#### Text shown ####
# Looking for Zapco DPN Software



## JBishop (Oct 8, 2009)

Guys looking for Zapco DPN software so I can tune some Zapco cars that I have as customers.


----------



## Boostedrex (Apr 4, 2007)

Jim,

Did you get sorted out on this? If not give me a shout via PM and I'll make sure you get what you need sir.

Zach


----------



## Mid Life Crisis (May 6, 2010)

Hey there! Any chance I can get a copy of the DPN Software? I just purchased 2 (used) amps from my local dealer and they dont have the original software. Told me I had to by a new amp to get it..... then tried to sell me the new one. 

And if all goes well, ill have a third on the way from the classifieds!!

Thanks

- J


----------



## tdc_worm (Sep 24, 2009)

I need access to the software also...can find anyone hosting the torrent...


----------



## simplicityinsound (Feb 2, 2007)

hey Jim, give robert a shout, and see what he can do for you.
####
| Brief 1 |
Copy the records below line for line, with no changes.
#### Supplied data ####
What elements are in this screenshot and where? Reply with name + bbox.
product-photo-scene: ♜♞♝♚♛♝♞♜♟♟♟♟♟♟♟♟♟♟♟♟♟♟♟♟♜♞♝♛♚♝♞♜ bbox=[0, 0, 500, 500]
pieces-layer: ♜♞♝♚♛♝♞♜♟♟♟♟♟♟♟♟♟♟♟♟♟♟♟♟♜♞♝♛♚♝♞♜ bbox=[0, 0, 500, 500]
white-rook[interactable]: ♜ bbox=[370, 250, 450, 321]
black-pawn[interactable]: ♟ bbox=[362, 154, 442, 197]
####
| Brief 2 |
In the forum thread about Zapco DPN software, how many used amps did Mid Life Crisis buy from a local dealer?

| Final result 1 |
What elements are in this screenshot and where? Reply with name + bbox.
product-photo-scene: ♜♞♝♚♛♝♞♜♟♟♟♟♟♟♟♟♟♟♟♟♟♟♟♟♜♞♝♛♚♝♞♜ bbox=[0, 0, 500, 500]
pieces-layer: ♜♞♝♚♛♝♞♜♟♟♟♟♟♟♟♟♟♟♟♟♟♟♟♟♜♞♝♛♚♝♞♜ bbox=[0, 0, 500, 500]
white-rook[interactable]: ♜ bbox=[370, 250, 450, 321]
black-pawn[interactable]: ♟ bbox=[362, 154, 442, 197]

| Final result 2 |
Two.